**WORK TO BE COMPLETED**
List each line of the data that holds the string "start".
-*-*-
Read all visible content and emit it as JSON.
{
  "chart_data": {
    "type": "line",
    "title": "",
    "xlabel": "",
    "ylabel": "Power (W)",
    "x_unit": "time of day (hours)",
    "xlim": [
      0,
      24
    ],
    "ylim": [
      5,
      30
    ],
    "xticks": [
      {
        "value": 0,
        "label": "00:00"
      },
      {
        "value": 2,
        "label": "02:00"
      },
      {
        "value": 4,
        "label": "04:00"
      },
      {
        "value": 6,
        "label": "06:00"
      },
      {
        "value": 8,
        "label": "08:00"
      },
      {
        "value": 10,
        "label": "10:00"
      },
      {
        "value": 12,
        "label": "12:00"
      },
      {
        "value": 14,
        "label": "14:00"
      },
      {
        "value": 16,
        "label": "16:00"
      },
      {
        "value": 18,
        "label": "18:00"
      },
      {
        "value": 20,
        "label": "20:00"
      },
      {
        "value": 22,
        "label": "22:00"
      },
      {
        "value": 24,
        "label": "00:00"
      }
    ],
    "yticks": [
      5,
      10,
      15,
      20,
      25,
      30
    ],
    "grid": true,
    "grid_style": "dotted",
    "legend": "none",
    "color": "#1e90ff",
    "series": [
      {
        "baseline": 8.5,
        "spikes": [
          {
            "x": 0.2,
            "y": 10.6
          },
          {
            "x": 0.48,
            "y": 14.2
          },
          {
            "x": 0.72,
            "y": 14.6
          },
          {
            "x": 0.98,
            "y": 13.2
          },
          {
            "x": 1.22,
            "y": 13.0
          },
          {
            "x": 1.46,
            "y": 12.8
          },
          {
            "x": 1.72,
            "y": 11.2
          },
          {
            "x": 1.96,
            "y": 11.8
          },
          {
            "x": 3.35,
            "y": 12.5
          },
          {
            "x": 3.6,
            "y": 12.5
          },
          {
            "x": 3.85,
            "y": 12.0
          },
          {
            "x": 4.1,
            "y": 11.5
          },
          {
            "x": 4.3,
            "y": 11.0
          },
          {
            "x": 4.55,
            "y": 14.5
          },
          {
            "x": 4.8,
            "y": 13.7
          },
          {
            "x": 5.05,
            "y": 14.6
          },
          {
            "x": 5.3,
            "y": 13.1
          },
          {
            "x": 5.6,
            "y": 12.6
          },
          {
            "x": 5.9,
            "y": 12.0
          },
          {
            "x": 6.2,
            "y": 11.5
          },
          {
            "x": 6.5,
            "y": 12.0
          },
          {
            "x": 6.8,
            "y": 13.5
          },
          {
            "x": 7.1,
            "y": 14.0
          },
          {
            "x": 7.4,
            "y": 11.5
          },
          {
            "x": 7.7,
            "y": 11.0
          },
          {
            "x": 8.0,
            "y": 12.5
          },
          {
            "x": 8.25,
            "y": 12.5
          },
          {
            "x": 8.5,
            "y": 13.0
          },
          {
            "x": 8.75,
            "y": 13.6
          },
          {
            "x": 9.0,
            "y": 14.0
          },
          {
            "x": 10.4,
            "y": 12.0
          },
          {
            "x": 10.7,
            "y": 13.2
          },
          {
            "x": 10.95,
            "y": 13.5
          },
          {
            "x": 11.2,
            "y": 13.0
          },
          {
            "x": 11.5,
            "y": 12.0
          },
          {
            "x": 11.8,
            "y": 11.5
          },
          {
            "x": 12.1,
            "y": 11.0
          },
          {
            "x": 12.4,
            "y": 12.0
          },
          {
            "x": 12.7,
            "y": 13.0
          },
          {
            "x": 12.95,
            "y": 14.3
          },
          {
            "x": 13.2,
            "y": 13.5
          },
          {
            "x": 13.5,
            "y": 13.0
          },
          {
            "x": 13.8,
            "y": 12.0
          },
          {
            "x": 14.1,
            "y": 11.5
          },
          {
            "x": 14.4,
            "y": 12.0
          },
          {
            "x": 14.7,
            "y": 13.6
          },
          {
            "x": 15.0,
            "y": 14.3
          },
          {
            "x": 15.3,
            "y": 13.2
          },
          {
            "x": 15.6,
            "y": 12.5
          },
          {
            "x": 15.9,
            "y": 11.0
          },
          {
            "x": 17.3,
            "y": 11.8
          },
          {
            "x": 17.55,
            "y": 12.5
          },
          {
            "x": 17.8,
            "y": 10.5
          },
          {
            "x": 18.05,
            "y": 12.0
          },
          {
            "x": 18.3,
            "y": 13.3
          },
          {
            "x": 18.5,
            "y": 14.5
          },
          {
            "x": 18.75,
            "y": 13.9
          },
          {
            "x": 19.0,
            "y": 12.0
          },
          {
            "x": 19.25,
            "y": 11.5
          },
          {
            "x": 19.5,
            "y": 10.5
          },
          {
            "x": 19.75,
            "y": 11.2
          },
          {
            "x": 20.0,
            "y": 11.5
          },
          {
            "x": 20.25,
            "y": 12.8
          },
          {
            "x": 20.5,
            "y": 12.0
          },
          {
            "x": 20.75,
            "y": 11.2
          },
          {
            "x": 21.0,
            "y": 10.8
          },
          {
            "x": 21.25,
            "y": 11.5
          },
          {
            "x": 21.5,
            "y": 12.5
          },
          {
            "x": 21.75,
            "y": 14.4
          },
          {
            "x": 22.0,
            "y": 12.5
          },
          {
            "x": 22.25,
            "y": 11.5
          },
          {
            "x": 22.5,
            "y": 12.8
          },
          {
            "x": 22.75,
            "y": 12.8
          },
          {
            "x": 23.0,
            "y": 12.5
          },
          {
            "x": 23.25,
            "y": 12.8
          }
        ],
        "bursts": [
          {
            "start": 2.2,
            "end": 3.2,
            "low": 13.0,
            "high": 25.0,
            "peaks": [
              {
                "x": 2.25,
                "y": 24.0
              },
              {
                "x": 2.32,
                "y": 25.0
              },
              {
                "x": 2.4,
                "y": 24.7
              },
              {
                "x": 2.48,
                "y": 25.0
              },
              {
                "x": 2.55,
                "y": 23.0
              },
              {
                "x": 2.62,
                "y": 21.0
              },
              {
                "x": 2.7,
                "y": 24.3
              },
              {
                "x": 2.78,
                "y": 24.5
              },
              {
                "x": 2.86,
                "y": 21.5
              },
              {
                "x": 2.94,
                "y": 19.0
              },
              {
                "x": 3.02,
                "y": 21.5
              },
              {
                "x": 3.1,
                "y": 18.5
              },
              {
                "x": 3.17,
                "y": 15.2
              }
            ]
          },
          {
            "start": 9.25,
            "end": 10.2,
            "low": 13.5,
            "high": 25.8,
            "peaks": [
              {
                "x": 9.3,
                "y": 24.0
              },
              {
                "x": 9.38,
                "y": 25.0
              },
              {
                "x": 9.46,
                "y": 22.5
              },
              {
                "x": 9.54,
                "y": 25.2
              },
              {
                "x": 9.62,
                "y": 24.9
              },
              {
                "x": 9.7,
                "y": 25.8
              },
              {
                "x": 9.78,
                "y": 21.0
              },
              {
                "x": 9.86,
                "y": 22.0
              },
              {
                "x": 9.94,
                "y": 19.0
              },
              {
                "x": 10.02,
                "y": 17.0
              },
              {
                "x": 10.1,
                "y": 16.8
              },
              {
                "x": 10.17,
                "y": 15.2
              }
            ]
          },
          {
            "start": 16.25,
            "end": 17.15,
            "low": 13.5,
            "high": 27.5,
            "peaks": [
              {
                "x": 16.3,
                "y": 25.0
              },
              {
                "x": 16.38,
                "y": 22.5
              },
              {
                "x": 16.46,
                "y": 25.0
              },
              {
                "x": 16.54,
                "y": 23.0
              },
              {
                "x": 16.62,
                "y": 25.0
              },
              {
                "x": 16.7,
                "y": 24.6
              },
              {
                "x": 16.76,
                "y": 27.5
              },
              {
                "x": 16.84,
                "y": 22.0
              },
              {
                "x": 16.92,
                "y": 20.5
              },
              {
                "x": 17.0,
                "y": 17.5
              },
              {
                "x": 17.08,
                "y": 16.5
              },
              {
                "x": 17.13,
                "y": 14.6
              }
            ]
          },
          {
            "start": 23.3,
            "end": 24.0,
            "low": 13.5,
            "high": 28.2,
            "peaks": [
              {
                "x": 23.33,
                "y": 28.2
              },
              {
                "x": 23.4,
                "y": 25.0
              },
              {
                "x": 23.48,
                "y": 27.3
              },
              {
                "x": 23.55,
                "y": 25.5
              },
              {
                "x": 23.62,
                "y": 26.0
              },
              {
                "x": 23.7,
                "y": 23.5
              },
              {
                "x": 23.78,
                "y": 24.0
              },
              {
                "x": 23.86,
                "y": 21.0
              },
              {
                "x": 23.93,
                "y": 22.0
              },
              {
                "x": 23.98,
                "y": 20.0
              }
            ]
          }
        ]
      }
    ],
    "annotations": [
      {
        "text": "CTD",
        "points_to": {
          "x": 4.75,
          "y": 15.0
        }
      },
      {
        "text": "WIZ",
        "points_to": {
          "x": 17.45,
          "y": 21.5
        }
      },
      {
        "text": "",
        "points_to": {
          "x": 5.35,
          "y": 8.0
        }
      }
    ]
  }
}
-*-*-
**EXERCISE ANSWER**
            "start": 2.2,
            "start": 9.25,
            "start": 16.25,
            "start": 23.3,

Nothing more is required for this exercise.